What number of lines contain the word "αυτό"? Reply with the number and nothing else.

======== Source material

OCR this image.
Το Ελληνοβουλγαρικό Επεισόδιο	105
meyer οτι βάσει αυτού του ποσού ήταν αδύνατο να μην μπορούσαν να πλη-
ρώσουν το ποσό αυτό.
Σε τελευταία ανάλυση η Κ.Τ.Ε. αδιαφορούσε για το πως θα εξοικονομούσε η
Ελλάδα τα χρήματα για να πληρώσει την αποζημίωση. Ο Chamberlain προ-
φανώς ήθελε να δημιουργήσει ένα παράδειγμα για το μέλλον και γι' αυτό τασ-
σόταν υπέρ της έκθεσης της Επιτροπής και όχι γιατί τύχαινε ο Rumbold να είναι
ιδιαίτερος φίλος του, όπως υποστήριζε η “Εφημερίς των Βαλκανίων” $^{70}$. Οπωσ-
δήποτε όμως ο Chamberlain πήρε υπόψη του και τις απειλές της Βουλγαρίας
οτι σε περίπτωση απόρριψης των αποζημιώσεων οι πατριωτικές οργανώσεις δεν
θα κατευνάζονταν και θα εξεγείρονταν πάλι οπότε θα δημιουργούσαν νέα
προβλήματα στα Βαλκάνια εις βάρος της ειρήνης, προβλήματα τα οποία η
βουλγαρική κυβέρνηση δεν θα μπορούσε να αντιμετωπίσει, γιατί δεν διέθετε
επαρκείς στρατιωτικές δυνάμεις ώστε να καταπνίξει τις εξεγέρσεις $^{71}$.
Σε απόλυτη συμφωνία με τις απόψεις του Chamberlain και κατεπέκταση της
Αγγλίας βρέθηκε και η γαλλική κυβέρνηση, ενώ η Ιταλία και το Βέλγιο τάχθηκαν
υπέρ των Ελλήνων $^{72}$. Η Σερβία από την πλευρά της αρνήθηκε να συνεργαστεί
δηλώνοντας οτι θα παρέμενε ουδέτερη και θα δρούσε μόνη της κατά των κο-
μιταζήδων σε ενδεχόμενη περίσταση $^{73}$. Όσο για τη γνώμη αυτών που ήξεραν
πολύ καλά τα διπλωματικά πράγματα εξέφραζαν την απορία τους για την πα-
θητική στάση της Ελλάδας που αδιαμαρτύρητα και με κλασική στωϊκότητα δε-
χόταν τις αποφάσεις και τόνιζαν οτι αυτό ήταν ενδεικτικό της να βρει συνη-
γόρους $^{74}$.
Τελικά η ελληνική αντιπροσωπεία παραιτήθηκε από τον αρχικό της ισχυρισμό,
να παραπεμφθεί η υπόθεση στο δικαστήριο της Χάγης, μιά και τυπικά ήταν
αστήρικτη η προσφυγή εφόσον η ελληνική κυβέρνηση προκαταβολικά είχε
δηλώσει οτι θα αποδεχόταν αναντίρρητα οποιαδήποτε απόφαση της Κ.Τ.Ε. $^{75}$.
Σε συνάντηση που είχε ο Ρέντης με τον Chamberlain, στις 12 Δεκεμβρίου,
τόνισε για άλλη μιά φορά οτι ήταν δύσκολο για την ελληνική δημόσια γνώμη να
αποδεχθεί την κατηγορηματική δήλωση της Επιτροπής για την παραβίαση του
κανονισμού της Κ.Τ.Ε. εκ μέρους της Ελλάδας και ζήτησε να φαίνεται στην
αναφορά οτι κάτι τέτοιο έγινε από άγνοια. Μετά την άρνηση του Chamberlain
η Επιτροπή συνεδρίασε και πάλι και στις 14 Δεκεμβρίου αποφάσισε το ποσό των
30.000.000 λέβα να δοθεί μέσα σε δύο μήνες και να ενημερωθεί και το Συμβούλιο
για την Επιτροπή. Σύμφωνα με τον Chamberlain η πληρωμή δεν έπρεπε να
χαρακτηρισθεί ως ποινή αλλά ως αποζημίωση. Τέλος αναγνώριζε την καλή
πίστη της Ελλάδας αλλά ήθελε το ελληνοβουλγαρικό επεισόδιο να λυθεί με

================

## Output for this exercise
3